Exercise aim: Read the listing below and copy out every line that holds "beaucoup".

The input:
○ ○ ○ ○ ○ ○ ○
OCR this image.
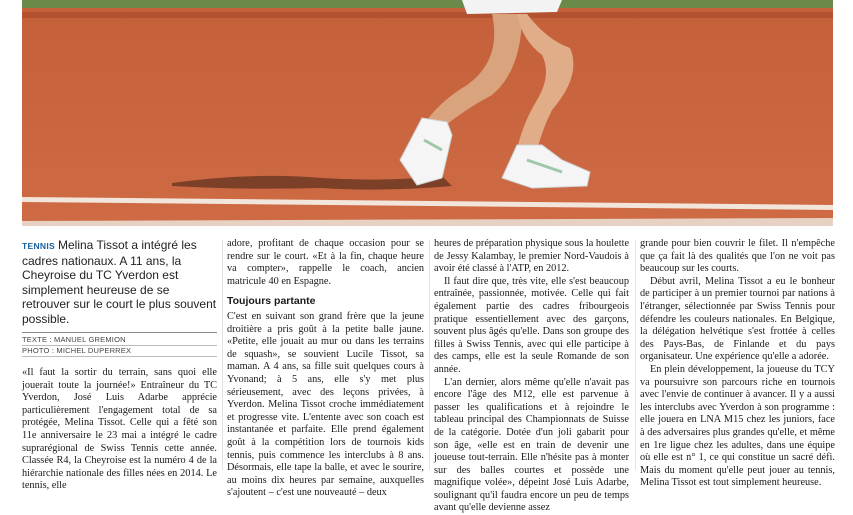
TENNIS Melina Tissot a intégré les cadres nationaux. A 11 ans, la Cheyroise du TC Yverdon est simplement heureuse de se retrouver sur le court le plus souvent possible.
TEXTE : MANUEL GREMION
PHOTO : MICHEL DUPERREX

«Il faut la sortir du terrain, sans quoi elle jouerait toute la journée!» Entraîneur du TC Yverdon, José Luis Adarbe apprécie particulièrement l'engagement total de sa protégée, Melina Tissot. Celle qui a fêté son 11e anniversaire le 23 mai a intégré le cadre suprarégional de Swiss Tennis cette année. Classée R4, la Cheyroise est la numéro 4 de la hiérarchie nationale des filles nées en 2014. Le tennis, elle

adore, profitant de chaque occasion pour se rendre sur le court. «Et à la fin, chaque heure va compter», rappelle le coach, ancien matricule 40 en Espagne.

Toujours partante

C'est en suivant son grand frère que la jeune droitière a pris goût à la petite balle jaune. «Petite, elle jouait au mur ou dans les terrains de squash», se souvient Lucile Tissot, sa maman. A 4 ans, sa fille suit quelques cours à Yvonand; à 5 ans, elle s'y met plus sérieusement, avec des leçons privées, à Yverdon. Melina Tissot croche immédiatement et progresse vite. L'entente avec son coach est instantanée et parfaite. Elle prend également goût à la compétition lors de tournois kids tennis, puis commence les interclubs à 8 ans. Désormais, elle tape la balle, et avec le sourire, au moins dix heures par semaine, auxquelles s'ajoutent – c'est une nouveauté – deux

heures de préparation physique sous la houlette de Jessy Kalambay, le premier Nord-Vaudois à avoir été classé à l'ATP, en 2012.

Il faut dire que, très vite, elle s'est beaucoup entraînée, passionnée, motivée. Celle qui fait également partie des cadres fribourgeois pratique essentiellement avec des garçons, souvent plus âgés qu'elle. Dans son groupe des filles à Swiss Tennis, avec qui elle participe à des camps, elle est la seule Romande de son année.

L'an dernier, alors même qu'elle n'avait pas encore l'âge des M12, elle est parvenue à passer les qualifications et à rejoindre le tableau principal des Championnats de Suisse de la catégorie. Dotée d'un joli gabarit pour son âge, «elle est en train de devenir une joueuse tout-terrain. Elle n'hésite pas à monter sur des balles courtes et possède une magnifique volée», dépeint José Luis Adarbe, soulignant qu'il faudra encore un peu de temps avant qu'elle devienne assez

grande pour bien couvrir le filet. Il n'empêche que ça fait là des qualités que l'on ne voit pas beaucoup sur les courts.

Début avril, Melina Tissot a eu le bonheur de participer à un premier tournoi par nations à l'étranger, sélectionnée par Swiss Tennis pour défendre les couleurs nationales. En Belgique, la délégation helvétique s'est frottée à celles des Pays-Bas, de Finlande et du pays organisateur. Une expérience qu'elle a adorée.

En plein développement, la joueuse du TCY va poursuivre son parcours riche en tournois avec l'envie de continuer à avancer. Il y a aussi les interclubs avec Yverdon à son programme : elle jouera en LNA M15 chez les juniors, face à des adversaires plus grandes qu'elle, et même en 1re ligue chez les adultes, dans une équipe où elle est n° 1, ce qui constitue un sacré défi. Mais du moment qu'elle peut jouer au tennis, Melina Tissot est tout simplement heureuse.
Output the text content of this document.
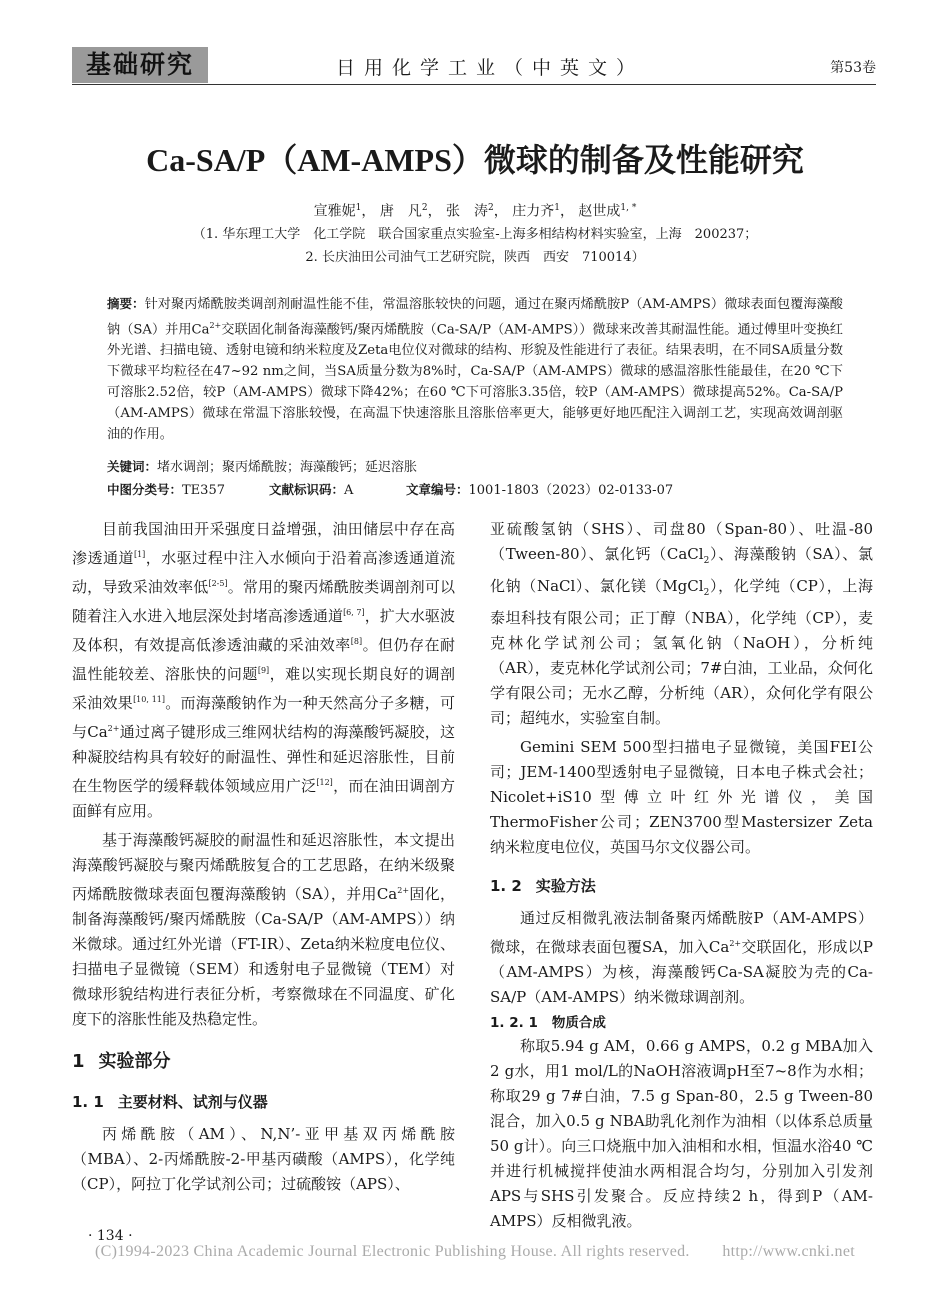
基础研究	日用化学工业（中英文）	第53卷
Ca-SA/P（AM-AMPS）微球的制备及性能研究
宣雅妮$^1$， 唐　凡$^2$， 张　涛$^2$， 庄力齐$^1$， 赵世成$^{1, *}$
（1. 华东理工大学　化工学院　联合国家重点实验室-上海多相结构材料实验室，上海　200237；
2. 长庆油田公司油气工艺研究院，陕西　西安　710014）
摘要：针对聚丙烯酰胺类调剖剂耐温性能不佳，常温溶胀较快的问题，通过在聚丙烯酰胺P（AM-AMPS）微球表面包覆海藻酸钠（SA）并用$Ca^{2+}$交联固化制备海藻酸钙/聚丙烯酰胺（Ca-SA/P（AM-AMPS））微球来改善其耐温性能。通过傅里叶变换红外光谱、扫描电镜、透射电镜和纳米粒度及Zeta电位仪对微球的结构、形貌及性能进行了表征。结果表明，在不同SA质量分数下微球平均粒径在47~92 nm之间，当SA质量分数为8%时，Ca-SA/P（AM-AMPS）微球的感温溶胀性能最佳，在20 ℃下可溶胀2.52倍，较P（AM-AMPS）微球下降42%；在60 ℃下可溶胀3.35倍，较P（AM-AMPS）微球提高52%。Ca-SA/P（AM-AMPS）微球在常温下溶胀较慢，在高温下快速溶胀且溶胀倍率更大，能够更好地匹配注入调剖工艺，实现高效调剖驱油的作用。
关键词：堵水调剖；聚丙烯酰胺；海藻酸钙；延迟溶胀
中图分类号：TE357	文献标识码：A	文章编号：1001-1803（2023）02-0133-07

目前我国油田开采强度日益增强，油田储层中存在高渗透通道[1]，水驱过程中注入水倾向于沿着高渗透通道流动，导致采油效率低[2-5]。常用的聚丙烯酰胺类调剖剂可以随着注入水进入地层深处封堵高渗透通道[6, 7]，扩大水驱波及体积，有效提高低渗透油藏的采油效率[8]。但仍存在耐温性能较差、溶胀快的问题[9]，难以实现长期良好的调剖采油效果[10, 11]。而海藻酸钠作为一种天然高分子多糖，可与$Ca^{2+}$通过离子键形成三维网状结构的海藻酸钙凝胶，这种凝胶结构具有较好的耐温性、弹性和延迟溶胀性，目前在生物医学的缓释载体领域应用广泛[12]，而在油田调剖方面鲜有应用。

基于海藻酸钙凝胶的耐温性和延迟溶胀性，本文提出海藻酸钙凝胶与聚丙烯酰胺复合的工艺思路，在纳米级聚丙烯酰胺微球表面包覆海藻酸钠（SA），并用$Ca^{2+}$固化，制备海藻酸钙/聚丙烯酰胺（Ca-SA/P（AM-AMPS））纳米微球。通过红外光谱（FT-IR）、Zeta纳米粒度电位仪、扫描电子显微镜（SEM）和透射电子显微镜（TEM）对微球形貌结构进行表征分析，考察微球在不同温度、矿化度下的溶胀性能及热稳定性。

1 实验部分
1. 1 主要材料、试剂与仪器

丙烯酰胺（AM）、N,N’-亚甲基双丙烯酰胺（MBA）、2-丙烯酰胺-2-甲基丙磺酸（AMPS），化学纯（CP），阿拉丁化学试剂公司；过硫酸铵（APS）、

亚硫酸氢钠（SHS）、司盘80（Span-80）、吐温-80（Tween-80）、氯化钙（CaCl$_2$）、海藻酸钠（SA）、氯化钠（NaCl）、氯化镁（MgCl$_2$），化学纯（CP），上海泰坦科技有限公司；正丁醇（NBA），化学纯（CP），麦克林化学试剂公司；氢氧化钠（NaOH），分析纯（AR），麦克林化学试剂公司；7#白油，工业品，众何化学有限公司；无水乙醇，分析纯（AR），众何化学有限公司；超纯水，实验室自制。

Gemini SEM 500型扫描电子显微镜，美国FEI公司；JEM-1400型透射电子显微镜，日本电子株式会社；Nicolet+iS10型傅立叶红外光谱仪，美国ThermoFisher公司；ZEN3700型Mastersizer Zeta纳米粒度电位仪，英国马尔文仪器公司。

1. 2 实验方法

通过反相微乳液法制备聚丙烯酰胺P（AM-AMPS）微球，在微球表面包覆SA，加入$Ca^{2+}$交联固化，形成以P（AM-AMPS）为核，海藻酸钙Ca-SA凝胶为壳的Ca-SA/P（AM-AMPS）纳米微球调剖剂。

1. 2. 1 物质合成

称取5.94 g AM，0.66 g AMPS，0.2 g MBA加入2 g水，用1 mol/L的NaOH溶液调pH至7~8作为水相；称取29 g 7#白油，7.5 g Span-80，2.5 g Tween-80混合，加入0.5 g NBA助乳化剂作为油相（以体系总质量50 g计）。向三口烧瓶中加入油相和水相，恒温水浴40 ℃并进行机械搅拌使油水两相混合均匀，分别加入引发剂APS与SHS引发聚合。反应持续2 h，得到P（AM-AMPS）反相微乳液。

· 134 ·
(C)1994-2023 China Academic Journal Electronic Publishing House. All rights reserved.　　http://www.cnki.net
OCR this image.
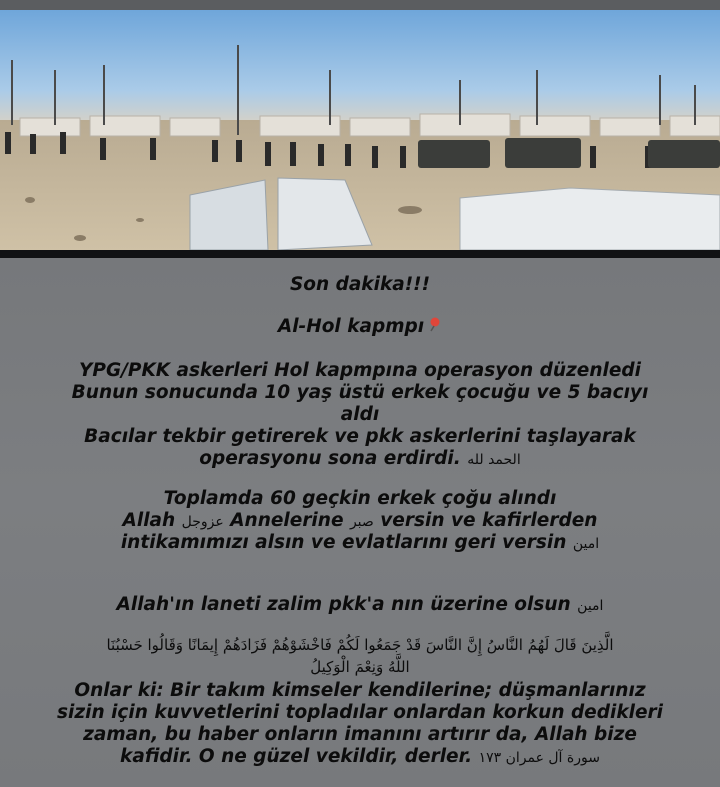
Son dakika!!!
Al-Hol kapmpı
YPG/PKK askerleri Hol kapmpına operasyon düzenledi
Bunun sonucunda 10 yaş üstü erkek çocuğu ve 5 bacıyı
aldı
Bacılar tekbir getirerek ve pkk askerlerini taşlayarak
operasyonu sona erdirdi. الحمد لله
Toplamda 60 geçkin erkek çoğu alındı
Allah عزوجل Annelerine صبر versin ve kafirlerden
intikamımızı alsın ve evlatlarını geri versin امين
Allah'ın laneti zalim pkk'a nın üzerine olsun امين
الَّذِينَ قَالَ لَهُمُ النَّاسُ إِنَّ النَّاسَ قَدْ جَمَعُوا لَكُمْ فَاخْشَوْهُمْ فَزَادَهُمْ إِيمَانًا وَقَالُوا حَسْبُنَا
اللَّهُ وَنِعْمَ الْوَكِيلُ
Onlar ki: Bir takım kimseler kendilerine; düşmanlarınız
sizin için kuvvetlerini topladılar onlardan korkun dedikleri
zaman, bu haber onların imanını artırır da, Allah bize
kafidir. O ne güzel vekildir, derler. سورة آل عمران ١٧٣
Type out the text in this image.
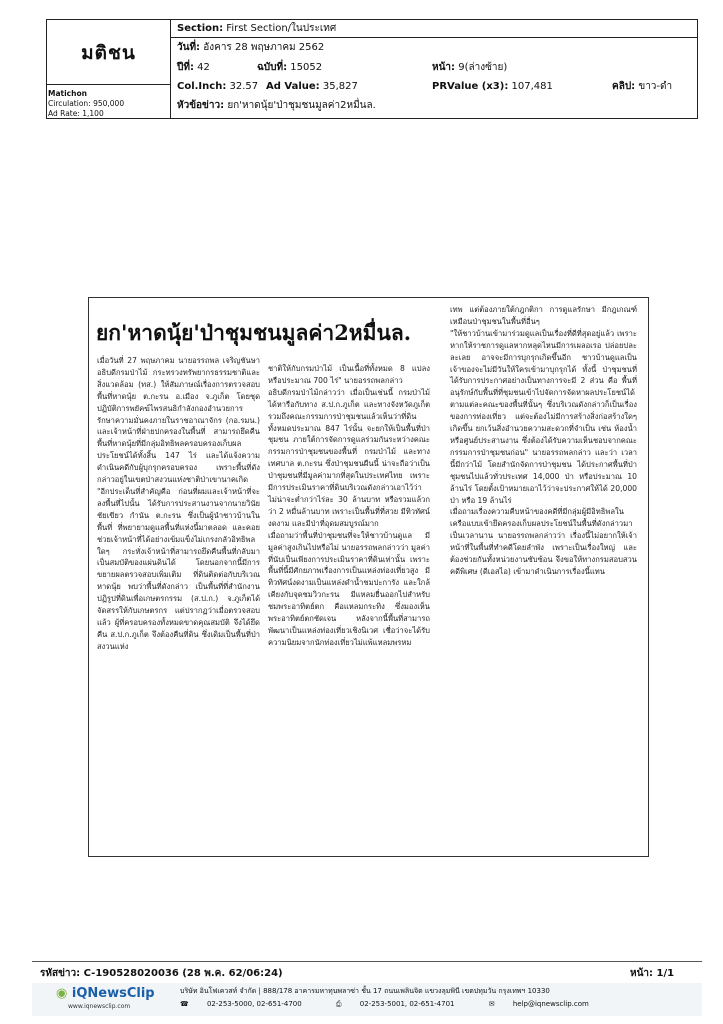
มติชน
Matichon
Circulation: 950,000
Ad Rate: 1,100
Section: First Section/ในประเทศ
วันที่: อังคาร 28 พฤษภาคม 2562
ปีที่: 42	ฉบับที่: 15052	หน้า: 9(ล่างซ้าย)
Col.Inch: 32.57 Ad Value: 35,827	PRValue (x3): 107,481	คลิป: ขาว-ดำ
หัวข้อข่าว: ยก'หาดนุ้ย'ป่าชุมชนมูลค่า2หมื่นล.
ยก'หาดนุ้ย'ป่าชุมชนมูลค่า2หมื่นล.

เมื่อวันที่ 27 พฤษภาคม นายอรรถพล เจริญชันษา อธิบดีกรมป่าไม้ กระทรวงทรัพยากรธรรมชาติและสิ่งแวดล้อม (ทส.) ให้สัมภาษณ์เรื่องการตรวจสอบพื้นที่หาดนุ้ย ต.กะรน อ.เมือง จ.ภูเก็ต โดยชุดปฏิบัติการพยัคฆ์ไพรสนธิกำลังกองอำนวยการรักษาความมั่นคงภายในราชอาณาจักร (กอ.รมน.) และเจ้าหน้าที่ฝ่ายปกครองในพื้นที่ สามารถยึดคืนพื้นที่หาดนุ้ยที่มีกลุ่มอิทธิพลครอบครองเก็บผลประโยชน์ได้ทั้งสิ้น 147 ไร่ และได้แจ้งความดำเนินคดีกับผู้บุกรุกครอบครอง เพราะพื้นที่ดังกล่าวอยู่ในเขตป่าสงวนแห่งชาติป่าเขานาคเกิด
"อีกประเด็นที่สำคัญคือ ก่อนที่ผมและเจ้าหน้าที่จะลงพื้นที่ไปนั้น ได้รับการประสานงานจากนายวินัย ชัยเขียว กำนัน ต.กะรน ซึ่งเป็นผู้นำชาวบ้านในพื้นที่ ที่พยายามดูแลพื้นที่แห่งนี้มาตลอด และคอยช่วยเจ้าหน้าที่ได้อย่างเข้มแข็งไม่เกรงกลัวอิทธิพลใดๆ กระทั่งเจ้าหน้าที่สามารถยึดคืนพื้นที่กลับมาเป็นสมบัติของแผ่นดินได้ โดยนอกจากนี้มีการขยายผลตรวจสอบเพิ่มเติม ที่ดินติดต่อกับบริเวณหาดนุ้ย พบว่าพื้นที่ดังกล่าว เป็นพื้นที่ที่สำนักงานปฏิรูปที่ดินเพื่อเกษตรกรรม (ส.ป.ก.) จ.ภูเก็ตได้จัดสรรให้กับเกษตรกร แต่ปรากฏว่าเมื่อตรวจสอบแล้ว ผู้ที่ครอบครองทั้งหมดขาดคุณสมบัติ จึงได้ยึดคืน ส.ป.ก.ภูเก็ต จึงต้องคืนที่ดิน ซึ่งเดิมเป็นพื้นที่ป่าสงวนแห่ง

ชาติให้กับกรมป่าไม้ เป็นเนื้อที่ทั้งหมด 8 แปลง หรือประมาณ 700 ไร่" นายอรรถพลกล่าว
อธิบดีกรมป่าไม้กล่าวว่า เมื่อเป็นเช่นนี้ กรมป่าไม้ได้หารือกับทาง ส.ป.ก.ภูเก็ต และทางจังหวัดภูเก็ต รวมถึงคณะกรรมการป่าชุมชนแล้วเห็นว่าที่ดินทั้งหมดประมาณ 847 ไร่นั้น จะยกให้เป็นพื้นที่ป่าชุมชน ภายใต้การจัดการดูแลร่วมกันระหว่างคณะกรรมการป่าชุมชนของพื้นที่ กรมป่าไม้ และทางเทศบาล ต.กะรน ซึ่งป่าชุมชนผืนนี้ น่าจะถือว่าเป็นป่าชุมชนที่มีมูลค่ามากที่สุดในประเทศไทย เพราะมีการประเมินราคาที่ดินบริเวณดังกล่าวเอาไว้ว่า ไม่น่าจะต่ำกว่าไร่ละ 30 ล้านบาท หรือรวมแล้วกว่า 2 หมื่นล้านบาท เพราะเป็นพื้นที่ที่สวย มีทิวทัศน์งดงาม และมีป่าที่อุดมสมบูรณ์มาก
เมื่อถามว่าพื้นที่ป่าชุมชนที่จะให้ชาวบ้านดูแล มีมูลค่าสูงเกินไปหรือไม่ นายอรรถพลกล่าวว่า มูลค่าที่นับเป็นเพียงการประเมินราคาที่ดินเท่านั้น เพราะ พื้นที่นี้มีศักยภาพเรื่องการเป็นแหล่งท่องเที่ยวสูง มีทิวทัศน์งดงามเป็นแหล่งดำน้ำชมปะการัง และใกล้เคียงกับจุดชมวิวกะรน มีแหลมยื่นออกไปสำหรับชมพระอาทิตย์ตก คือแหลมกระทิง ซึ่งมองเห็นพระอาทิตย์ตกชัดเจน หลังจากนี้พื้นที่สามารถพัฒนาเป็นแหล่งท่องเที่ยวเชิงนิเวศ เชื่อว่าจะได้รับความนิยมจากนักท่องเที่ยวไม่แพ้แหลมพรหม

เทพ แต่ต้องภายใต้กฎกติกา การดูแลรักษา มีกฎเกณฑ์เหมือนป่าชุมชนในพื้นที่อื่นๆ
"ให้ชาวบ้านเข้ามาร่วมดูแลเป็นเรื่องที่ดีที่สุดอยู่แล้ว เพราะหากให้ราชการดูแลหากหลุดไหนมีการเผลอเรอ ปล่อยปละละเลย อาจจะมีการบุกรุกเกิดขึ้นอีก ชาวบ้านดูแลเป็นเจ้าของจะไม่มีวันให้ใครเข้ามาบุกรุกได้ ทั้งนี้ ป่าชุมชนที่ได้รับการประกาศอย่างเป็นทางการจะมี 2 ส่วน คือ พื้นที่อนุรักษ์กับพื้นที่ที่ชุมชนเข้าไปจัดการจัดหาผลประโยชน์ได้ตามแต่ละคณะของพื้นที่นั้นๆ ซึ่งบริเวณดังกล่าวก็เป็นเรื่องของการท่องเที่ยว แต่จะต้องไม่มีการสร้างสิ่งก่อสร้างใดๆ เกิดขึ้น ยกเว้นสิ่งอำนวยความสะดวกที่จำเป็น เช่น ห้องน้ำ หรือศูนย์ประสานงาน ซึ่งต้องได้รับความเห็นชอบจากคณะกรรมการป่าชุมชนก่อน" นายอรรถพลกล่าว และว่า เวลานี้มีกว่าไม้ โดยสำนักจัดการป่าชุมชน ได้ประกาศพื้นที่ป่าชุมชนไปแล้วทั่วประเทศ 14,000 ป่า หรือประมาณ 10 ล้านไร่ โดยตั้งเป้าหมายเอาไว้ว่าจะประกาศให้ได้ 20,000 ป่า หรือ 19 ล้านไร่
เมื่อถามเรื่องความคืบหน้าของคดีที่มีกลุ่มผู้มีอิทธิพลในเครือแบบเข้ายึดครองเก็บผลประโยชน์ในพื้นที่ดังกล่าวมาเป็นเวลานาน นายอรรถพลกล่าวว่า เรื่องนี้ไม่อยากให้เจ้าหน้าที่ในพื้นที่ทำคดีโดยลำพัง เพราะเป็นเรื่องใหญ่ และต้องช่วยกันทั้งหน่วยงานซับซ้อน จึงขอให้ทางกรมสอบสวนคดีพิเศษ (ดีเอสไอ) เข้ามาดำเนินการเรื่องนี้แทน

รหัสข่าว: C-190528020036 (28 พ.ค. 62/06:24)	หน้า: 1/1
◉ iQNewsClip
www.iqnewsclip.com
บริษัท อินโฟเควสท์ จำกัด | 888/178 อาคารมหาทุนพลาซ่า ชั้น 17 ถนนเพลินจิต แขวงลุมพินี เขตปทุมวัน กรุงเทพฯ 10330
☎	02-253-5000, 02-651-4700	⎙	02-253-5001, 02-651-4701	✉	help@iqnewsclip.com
○ ○ ○ ○ ○ ○ ○
Correct result:
Il faut dire que, très vite, elle s'est beaucoup entraînée, passionnée, motivée. Celle qui fait également partie des cadres fribourgeois pratique essentiellement avec des garçons, souvent plus âgés qu'elle. Dans son groupe des filles à Swiss Tennis, avec qui elle participe à des camps, elle est la seule Romande de son année.
grande pour bien couvrir le filet. Il n'empêche que ça fait là des qualités que l'on ne voit pas beaucoup sur les courts.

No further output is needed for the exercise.